What to produce: Carry on the call for papers on early modern ecologies from the point where it stops.

[[ Text open ]]

Matters of Early Modern ecologies
Hui Luan Tran 1, Maurice Sass 2, Philippe Cordez 3
1University Of Mainz - Mainz (Germany), 2Alanus University Of Arts And Social Sciences - Alfter (Germany), 3Musée Du Louvre - Paris (France)
Sujet en anglais / Topic in english
The formation of man from a lump of clay is an ancient narrative that was often transferred onto artistic practice in the premodern world and especially in Early Modern Europe. Inherent in this elevation of art to a godlike activity that gives form to matter, is an eminently hegemonic gesture. In this session, as a contrast, we want to take an eco-critical perspective on how artists connected materials by layering, transferring, and networking. With a focus on this relational understanding of artistic practice ecological dimensions can be recognized. Art making always means dealing with materials whose availability is unstable and potentially exhaustible.
The research of the last two decades has made clear that works of art and their materiality were highly involved in the natural history discussions of the early modern period. This is especially true regarding unusual, monstrous, and non-European objects in sacral and courtly collections in Europe. Many excellent studies have thus problematized (from postcolonial and other perspectives) the orders, hierarchies, and values implied by these artworks. Eco-critical perspectives, in contrast, have been largely disregarded. Accordingly, there has been insufficient investigation of how the artistic use of materials has been a crucial arena for shaping, reflecting, and subverting the nature/culture dichotomy identified by Philippe Descola, Bruno Latour, Timothy Morton, and others as an early modern root of today’s global ecological crisis.
The session will address these matters of early modern and pre-modern ecologies from different viewpoints:
Considering artistic techniques ecologically:
- Artistic creation is a multi-layered process of shaping that brings materials into specific physical states and mutual relationships, while symbolically correlating objects with each other. How can artistic techniques be described as practices of ecology as based on these interlinking characteristics? What conclusions can be drawn about complex artistic procedures or chaînes opératoires in which different steps, people and places are involved?

[[ Text closed ]]
[[ Data excerpts open ]]

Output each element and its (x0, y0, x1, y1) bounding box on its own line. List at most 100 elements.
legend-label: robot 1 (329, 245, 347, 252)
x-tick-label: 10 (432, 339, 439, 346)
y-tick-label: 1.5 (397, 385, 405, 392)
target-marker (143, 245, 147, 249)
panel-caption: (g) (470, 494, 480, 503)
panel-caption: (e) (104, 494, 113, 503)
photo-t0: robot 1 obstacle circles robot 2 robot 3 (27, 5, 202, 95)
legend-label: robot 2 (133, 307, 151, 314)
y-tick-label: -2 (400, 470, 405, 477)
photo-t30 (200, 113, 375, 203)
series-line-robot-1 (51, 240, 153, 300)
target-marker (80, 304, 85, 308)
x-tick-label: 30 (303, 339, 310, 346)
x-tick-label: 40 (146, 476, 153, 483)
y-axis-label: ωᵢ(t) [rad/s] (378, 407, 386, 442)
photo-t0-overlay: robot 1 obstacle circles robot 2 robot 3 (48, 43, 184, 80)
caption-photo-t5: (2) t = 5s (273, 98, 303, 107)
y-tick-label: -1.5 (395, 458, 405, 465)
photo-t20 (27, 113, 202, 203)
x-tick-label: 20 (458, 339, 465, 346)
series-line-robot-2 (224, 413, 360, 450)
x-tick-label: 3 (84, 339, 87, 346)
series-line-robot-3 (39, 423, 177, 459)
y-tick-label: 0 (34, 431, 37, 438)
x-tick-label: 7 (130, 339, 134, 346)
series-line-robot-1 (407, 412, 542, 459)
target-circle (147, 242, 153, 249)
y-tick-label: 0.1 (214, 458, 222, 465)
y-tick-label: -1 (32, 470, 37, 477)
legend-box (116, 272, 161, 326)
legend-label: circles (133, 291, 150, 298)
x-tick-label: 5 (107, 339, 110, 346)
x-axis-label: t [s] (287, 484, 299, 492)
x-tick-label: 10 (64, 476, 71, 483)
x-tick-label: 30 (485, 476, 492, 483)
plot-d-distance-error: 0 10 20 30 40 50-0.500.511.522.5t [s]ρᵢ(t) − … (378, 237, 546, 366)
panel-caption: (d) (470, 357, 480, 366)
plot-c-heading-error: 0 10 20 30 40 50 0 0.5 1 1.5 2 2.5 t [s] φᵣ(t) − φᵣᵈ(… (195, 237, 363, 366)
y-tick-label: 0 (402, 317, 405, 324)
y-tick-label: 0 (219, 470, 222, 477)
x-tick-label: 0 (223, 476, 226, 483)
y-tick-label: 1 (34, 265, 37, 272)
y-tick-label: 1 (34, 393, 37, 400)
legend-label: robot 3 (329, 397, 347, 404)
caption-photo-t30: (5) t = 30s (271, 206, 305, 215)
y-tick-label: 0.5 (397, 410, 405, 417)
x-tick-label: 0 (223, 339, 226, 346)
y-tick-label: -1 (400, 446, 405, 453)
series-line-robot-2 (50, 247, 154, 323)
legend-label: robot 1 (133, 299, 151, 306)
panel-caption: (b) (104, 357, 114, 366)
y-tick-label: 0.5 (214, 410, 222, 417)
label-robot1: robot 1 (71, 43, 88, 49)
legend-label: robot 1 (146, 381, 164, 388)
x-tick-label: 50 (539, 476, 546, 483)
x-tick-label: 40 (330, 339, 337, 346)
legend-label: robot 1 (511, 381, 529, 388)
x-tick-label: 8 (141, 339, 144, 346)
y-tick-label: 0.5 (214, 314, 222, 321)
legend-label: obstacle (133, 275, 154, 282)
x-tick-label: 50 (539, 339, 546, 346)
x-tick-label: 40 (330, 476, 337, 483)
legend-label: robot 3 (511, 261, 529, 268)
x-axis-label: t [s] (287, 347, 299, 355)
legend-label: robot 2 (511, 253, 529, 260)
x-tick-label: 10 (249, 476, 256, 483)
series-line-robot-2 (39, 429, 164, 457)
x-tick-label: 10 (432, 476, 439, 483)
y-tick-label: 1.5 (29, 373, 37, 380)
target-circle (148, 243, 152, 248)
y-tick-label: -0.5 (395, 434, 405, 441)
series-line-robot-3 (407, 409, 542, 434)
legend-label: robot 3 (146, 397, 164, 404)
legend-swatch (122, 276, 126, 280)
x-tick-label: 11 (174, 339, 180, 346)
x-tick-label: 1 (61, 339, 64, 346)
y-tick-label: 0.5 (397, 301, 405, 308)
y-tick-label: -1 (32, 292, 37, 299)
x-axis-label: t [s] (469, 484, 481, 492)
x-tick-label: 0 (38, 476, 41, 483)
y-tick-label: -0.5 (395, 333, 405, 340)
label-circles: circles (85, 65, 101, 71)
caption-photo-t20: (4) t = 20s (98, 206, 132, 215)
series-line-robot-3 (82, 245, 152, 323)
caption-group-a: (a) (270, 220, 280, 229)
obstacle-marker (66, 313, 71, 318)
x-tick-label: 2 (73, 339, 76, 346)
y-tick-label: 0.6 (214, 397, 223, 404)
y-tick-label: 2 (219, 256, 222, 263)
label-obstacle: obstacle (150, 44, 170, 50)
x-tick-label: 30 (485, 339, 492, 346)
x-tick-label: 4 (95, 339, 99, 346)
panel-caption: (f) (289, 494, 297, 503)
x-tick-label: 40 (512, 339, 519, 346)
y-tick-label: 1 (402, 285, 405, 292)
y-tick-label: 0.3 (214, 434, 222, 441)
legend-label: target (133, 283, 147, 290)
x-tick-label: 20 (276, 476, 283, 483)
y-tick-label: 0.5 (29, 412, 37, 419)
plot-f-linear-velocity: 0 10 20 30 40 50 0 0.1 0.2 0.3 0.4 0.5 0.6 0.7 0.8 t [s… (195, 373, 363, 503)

[[ Data excerpts closed ]]

Output for this task:
Reflecting artistic material as resources:
- Clay, stone, wood, metal, fabrics, gemstones, paper, pigments, and many other materials are resources that artists have at their disposal. How was the value of these ‘natural’ and limited resources reflected? How do aesthetic and social aspects relate to these values?
Recycling artistic materials:
- In artistic processes, materials are often subject to reuse or repurposing. Even before that, building materials or drawing and painting grounds can be the result of a recycling process. To what extent do conceptions of sustainability or prodigality come into play here? And what are the aesthetic and semantic costs and benefits of reuse and repurposing of materials in works of art?
Shaping other ecologies:
- The use of artistic materials creates ecologically analyzable systems and implicit leitmotifs of natural orders. Moreover, many early modern artworks do not simply shape, but challenge the culture/nature dichotomy and make it possible for us to imagine and experience diverse relationships between animate and inanimate beings on this planet. What is the role of the materials’ semantics and their sensuous qualities in these cases? How can works of art elude usurpatory manipulation and thus configure alternative relationships of humans to the world?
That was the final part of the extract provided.